* Figure content listings *
§
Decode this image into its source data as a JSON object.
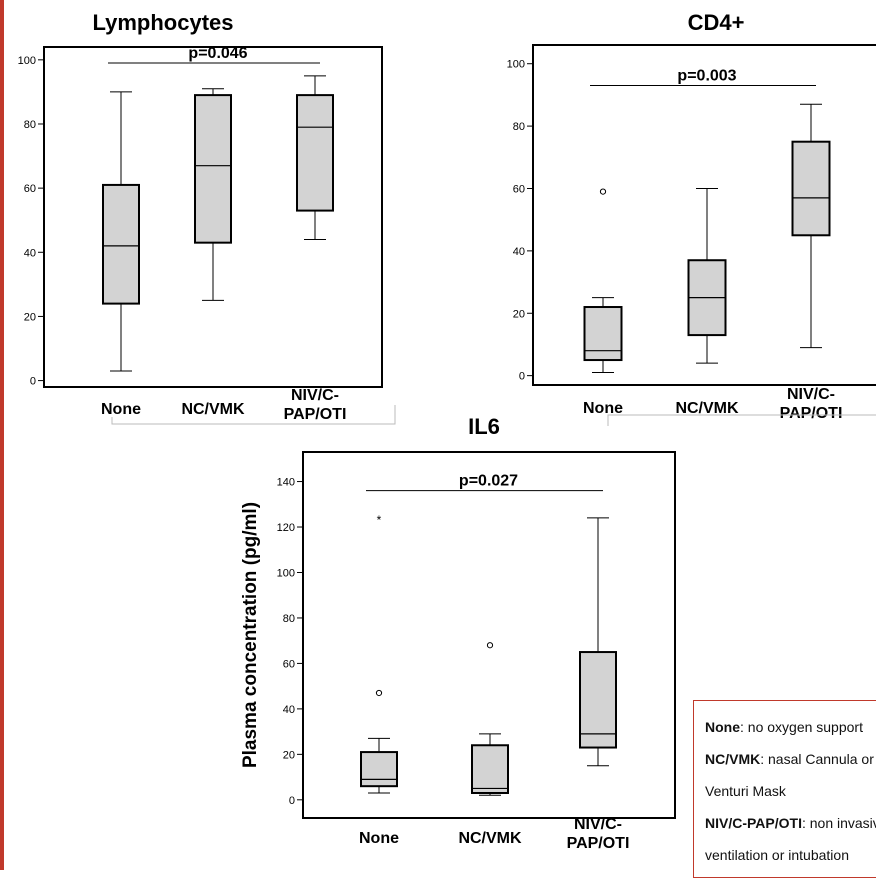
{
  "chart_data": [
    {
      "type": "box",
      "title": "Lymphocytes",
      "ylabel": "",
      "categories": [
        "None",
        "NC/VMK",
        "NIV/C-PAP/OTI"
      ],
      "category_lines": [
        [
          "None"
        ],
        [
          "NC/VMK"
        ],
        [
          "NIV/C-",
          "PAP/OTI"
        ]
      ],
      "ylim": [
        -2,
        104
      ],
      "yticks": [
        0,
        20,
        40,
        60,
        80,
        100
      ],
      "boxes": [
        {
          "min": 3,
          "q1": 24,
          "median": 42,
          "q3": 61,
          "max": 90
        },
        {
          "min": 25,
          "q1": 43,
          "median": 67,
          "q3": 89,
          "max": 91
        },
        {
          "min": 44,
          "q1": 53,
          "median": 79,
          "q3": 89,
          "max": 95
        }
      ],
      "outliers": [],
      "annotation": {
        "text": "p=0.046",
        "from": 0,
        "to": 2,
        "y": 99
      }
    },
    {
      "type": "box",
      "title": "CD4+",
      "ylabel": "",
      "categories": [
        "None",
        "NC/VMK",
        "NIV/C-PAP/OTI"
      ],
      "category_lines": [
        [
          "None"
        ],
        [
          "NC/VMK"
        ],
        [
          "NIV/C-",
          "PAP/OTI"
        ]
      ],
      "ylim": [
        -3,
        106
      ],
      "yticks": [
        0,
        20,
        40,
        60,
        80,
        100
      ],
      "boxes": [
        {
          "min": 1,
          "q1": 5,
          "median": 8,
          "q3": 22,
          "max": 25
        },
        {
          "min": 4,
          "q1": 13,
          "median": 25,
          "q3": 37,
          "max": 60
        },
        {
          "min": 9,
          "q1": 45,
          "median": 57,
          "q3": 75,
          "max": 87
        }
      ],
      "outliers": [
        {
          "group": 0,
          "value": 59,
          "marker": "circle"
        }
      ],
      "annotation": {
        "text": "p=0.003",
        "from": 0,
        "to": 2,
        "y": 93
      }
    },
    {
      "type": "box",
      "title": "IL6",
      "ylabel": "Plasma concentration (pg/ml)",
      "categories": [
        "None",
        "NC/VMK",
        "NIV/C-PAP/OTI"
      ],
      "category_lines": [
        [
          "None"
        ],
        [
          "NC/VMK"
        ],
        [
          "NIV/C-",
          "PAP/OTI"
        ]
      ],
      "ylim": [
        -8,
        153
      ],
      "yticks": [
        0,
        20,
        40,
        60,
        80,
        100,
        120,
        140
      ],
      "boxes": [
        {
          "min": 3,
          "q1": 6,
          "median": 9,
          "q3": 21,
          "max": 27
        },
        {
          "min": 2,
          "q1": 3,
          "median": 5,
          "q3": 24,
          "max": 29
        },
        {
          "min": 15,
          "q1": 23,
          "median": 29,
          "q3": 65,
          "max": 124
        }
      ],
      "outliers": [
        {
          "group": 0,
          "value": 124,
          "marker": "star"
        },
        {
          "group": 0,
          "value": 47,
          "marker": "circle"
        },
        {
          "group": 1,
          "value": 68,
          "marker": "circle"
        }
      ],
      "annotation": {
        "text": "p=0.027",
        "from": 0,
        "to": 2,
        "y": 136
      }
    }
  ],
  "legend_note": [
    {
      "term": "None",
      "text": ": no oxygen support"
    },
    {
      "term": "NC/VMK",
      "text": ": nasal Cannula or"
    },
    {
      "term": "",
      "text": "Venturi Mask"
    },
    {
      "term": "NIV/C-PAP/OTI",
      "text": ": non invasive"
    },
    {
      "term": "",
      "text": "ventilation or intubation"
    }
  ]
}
§
* EXERCISE OBJECTIVE *
Omit every picture while copying the listing above exactly.

* RESULT *
Decode this image into its source data as a JSON object.
{
  "chart_data": [
    {
      "type": "box",
      "title": "Lymphocytes",
      "ylabel": "",
      "categories": [
        "None",
        "NC/VMK",
        "NIV/C-PAP/OTI"
      ],
      "category_lines": [
        [
          "None"
        ],
        [
          "NC/VMK"
        ],
        [
          "NIV/C-",
          "PAP/OTI"
        ]
      ],
      "ylim": [
        -2,
        104
      ],
      "yticks": [
        0,
        20,
        40,
        60,
        80,
        100
      ],
      "boxes": [
        {
          "min": 3,
          "q1": 24,
          "median": 42,
          "q3": 61,
          "max": 90
        },
        {
          "min": 25,
          "q1": 43,
          "median": 67,
          "q3": 89,
          "max": 91
        },
        {
          "min": 44,
          "q1": 53,
          "median": 79,
          "q3": 89,
          "max": 95
        }
      ],
      "outliers": [],
      "annotation": {
        "text": "p=0.046",
        "from": 0,
        "to": 2,
        "y": 99
      }
    },
    {
      "type": "box",
      "title": "CD4+",
      "ylabel": "",
      "categories": [
        "None",
        "NC/VMK",
        "NIV/C-PAP/OTI"
      ],
      "category_lines": [
        [
          "None"
        ],
        [
          "NC/VMK"
        ],
        [
          "NIV/C-",
          "PAP/OTI"
        ]
      ],
      "ylim": [
        -3,
        106
      ],
      "yticks": [
        0,
        20,
        40,
        60,
        80,
        100
      ],
      "boxes": [
        {
          "min": 1,
          "q1": 5,
          "median": 8,
          "q3": 22,
          "max": 25
        },
        {
          "min": 4,
          "q1": 13,
          "median": 25,
          "q3": 37,
          "max": 60
        },
        {
          "min": 9,
          "q1": 45,
          "median": 57,
          "q3": 75,
          "max": 87
        }
      ],
      "outliers": [
        {
          "group": 0,
          "value": 59,
          "marker": "circle"
        }
      ],
      "annotation": {
        "text": "p=0.003",
        "from": 0,
        "to": 2,
        "y": 93
      }
    },
    {
      "type": "box",
      "title": "IL6",
      "ylabel": "Plasma concentration (pg/ml)",
      "categories": [
        "None",
        "NC/VMK",
        "NIV/C-PAP/OTI"
      ],
      "category_lines": [
        [
          "None"
        ],
        [
          "NC/VMK"
        ],
        [
          "NIV/C-",
          "PAP/OTI"
        ]
      ],
      "ylim": [
        -8,
        153
      ],
      "yticks": [
        0,
        20,
        40,
        60,
        80,
        100,
        120,
        140
      ],
      "boxes": [
        {
          "min": 3,
          "q1": 6,
          "median": 9,
          "q3": 21,
          "max": 27
        },
        {
          "min": 2,
          "q1": 3,
          "median": 5,
          "q3": 24,
          "max": 29
        },
        {
          "min": 15,
          "q1": 23,
          "median": 29,
          "q3": 65,
          "max": 124
        }
      ],
      "outliers": [
        {
          "group": 0,
          "value": 124,
          "marker": "star"
        },
        {
          "group": 0,
          "value": 47,
          "marker": "circle"
        },
        {
          "group": 1,
          "value": 68,
          "marker": "circle"
        }
      ],
      "annotation": {
        "text": "p=0.027",
        "from": 0,
        "to": 2,
        "y": 136
      }
    }
  ],
  "legend_note": [
    {
      "term": "None",
      "text": ": no oxygen support"
    },
    {
      "term": "NC/VMK",
      "text": ": nasal Cannula or"
    },
    {
      "term": "",
      "text": "Venturi Mask"
    },
    {
      "term": "NIV/C-PAP/OTI",
      "text": ": non invasive"
    },
    {
      "term": "",
      "text": "ventilation or intubation"
    }
  ]
}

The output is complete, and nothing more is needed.